▶ **TASK REQUIREMENTS**
All of the records below should be output exactly.

▶ **DATA FOR PROCESSING**
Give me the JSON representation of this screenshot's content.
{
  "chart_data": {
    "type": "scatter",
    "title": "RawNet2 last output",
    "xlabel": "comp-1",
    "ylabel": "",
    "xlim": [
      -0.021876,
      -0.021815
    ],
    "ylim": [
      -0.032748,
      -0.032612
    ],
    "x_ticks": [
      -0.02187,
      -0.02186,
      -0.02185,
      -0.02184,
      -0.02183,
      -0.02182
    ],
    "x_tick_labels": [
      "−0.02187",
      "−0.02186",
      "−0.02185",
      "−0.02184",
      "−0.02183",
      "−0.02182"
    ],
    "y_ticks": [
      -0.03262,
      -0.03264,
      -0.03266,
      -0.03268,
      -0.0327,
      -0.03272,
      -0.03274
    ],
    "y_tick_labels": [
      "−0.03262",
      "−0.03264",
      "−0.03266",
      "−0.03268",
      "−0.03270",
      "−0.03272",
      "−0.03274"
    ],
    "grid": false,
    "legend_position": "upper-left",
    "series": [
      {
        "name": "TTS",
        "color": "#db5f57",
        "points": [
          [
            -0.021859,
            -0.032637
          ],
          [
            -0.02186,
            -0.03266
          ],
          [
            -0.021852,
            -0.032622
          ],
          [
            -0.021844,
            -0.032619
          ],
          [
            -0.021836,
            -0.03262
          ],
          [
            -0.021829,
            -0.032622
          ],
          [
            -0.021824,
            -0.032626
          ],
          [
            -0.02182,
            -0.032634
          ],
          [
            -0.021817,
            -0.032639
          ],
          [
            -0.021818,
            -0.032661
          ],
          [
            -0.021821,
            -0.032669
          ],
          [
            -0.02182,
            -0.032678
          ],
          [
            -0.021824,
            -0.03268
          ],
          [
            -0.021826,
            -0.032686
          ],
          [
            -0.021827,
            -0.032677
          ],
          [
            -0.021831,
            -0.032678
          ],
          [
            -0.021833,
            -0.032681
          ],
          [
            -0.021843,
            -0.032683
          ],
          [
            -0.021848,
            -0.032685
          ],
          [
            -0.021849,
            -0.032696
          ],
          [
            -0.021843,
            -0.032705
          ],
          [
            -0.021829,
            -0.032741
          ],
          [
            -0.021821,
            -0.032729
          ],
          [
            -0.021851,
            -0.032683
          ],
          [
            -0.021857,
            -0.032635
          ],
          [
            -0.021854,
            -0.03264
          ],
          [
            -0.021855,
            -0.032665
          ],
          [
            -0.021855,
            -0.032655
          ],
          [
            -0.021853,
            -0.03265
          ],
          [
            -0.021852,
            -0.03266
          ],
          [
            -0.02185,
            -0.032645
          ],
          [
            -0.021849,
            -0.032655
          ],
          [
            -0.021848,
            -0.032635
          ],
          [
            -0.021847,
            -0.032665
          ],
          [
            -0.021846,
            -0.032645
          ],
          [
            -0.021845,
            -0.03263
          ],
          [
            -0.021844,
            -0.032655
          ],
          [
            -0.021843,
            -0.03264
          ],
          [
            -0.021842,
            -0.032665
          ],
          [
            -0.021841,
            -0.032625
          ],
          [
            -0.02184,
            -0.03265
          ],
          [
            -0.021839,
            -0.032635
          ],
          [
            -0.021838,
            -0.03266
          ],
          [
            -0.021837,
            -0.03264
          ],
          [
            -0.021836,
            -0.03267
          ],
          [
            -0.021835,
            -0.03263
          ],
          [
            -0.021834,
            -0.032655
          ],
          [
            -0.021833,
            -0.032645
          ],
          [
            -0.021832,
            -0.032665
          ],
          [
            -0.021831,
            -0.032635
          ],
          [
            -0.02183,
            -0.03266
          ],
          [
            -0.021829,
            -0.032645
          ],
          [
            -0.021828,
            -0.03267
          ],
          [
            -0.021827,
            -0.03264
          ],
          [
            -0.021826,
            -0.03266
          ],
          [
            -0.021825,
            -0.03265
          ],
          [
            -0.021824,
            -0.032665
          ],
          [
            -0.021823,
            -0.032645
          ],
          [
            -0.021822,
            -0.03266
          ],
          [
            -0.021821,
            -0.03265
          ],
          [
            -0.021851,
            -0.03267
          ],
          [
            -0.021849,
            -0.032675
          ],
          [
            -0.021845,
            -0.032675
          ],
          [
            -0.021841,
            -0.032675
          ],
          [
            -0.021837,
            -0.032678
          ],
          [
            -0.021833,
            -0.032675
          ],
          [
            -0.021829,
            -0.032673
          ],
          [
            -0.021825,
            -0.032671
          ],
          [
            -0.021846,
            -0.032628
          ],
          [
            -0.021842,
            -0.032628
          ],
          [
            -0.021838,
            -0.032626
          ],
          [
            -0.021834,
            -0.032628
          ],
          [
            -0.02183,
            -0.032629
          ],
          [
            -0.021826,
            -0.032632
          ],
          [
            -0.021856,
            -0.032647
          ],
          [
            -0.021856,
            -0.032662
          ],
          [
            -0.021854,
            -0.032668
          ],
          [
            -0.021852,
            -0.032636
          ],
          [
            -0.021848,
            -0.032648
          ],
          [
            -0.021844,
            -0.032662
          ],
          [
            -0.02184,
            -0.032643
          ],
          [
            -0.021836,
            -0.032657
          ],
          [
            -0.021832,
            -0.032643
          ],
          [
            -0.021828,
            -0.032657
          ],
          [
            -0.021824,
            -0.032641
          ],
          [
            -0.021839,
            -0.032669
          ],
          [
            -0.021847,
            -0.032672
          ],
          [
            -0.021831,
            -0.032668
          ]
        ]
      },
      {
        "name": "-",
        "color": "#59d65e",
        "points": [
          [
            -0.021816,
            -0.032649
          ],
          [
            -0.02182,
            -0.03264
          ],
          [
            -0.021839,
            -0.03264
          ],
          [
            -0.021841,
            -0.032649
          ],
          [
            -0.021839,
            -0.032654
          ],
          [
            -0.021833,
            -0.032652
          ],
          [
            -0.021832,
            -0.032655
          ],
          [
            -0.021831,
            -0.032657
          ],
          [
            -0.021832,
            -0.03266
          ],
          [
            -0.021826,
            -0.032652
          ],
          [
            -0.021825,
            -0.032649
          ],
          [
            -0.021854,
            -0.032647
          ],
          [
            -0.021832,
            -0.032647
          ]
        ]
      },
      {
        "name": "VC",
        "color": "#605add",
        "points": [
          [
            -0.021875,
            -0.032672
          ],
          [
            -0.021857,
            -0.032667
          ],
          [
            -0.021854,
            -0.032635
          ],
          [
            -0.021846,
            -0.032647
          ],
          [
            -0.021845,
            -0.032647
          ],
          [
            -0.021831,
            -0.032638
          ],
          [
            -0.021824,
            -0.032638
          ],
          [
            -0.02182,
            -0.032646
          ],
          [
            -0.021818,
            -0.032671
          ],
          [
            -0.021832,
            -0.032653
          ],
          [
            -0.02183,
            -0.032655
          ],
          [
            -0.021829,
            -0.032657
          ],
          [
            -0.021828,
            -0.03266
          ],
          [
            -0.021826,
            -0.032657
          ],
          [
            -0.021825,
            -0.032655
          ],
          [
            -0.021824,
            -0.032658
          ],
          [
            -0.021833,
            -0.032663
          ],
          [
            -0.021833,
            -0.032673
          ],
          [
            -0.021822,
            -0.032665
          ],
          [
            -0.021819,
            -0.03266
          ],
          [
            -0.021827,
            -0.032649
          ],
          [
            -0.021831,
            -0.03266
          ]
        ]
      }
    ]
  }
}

▶ **ANSWER TO THIS PROBLEM**
Give me the JSON representation of this screenshot's content.
{
  "chart_data": {
    "type": "scatter",
    "title": "RawNet2 last output",
    "xlabel": "comp-1",
    "ylabel": "",
    "xlim": [
      -0.021876,
      -0.021815
    ],
    "ylim": [
      -0.032748,
      -0.032612
    ],
    "x_ticks": [
      -0.02187,
      -0.02186,
      -0.02185,
      -0.02184,
      -0.02183,
      -0.02182
    ],
    "x_tick_labels": [
      "−0.02187",
      "−0.02186",
      "−0.02185",
      "−0.02184",
      "−0.02183",
      "−0.02182"
    ],
    "y_ticks": [
      -0.03262,
      -0.03264,
      -0.03266,
      -0.03268,
      -0.0327,
      -0.03272,
      -0.03274
    ],
    "y_tick_labels": [
      "−0.03262",
      "−0.03264",
      "−0.03266",
      "−0.03268",
      "−0.03270",
      "−0.03272",
      "−0.03274"
    ],
    "grid": false,
    "legend_position": "upper-left",
    "series": [
      {
        "name": "TTS",
        "color": "#db5f57",
        "points": [
          [
            -0.021859,
            -0.032637
          ],
          [
            -0.02186,
            -0.03266
          ],
          [
            -0.021852,
            -0.032622
          ],
          [
            -0.021844,
            -0.032619
          ],
          [
            -0.021836,
            -0.03262
          ],
          [
            -0.021829,
            -0.032622
          ],
          [
            -0.021824,
            -0.032626
          ],
          [
            -0.02182,
            -0.032634
          ],
          [
            -0.021817,
            -0.032639
          ],
          [
            -0.021818,
            -0.032661
          ],
          [
            -0.021821,
            -0.032669
          ],
          [
            -0.02182,
            -0.032678
          ],
          [
            -0.021824,
            -0.03268
          ],
          [
            -0.021826,
            -0.032686
          ],
          [
            -0.021827,
            -0.032677
          ],
          [
            -0.021831,
            -0.032678
          ],
          [
            -0.021833,
            -0.032681
          ],
          [
            -0.021843,
            -0.032683
          ],
          [
            -0.021848,
            -0.032685
          ],
          [
            -0.021849,
            -0.032696
          ],
          [
            -0.021843,
            -0.032705
          ],
          [
            -0.021829,
            -0.032741
          ],
          [
            -0.021821,
            -0.032729
          ],
          [
            -0.021851,
            -0.032683
          ],
          [
            -0.021857,
            -0.032635
          ],
          [
            -0.021854,
            -0.03264
          ],
          [
            -0.021855,
            -0.032665
          ],
          [
            -0.021855,
            -0.032655
          ],
          [
            -0.021853,
            -0.03265
          ],
          [
            -0.021852,
            -0.03266
          ],
          [
            -0.02185,
            -0.032645
          ],
          [
            -0.021849,
            -0.032655
          ],
          [
            -0.021848,
            -0.032635
          ],
          [
            -0.021847,
            -0.032665
          ],
          [
            -0.021846,
            -0.032645
          ],
          [
            -0.021845,
            -0.03263
          ],
          [
            -0.021844,
            -0.032655
          ],
          [
            -0.021843,
            -0.03264
          ],
          [
            -0.021842,
            -0.032665
          ],
          [
            -0.021841,
            -0.032625
          ],
          [
            -0.02184,
            -0.03265
          ],
          [
            -0.021839,
            -0.032635
          ],
          [
            -0.021838,
            -0.03266
          ],
          [
            -0.021837,
            -0.03264
          ],
          [
            -0.021836,
            -0.03267
          ],
          [
            -0.021835,
            -0.03263
          ],
          [
            -0.021834,
            -0.032655
          ],
          [
            -0.021833,
            -0.032645
          ],
          [
            -0.021832,
            -0.032665
          ],
          [
            -0.021831,
            -0.032635
          ],
          [
            -0.02183,
            -0.03266
          ],
          [
            -0.021829,
            -0.032645
          ],
          [
            -0.021828,
            -0.03267
          ],
          [
            -0.021827,
            -0.03264
          ],
          [
            -0.021826,
            -0.03266
          ],
          [
            -0.021825,
            -0.03265
          ],
          [
            -0.021824,
            -0.032665
          ],
          [
            -0.021823,
            -0.032645
          ],
          [
            -0.021822,
            -0.03266
          ],
          [
            -0.021821,
            -0.03265
          ],
          [
            -0.021851,
            -0.03267
          ],
          [
            -0.021849,
            -0.032675
          ],
          [
            -0.021845,
            -0.032675
          ],
          [
            -0.021841,
            -0.032675
          ],
          [
            -0.021837,
            -0.032678
          ],
          [
            -0.021833,
            -0.032675
          ],
          [
            -0.021829,
            -0.032673
          ],
          [
            -0.021825,
            -0.032671
          ],
          [
            -0.021846,
            -0.032628
          ],
          [
            -0.021842,
            -0.032628
          ],
          [
            -0.021838,
            -0.032626
          ],
          [
            -0.021834,
            -0.032628
          ],
          [
            -0.02183,
            -0.032629
          ],
          [
            -0.021826,
            -0.032632
          ],
          [
            -0.021856,
            -0.032647
          ],
          [
            -0.021856,
            -0.032662
          ],
          [
            -0.021854,
            -0.032668
          ],
          [
            -0.021852,
            -0.032636
          ],
          [
            -0.021848,
            -0.032648
          ],
          [
            -0.021844,
            -0.032662
          ],
          [
            -0.02184,
            -0.032643
          ],
          [
            -0.021836,
            -0.032657
          ],
          [
            -0.021832,
            -0.032643
          ],
          [
            -0.021828,
            -0.032657
          ],
          [
            -0.021824,
            -0.032641
          ],
          [
            -0.021839,
            -0.032669
          ],
          [
            -0.021847,
            -0.032672
          ],
          [
            -0.021831,
            -0.032668
          ]
        ]
      },
      {
        "name": "-",
        "color": "#59d65e",
        "points": [
          [
            -0.021816,
            -0.032649
          ],
          [
            -0.02182,
            -0.03264
          ],
          [
            -0.021839,
            -0.03264
          ],
          [
            -0.021841,
            -0.032649
          ],
          [
            -0.021839,
            -0.032654
          ],
          [
            -0.021833,
            -0.032652
          ],
          [
            -0.021832,
            -0.032655
          ],
          [
            -0.021831,
            -0.032657
          ],
          [
            -0.021832,
            -0.03266
          ],
          [
            -0.021826,
            -0.032652
          ],
          [
            -0.021825,
            -0.032649
          ],
          [
            -0.021854,
            -0.032647
          ],
          [
            -0.021832,
            -0.032647
          ]
        ]
      },
      {
        "name": "VC",
        "color": "#605add",
        "points": [
          [
            -0.021875,
            -0.032672
          ],
          [
            -0.021857,
            -0.032667
          ],
          [
            -0.021854,
            -0.032635
          ],
          [
            -0.021846,
            -0.032647
          ],
          [
            -0.021845,
            -0.032647
          ],
          [
            -0.021831,
            -0.032638
          ],
          [
            -0.021824,
            -0.032638
          ],
          [
            -0.02182,
            -0.032646
          ],
          [
            -0.021818,
            -0.032671
          ],
          [
            -0.021832,
            -0.032653
          ],
          [
            -0.02183,
            -0.032655
          ],
          [
            -0.021829,
            -0.032657
          ],
          [
            -0.021828,
            -0.03266
          ],
          [
            -0.021826,
            -0.032657
          ],
          [
            -0.021825,
            -0.032655
          ],
          [
            -0.021824,
            -0.032658
          ],
          [
            -0.021833,
            -0.032663
          ],
          [
            -0.021833,
            -0.032673
          ],
          [
            -0.021822,
            -0.032665
          ],
          [
            -0.021819,
            -0.03266
          ],
          [
            -0.021827,
            -0.032649
          ],
          [
            -0.021831,
            -0.03266
          ]
        ]
      }
    ]
  }
}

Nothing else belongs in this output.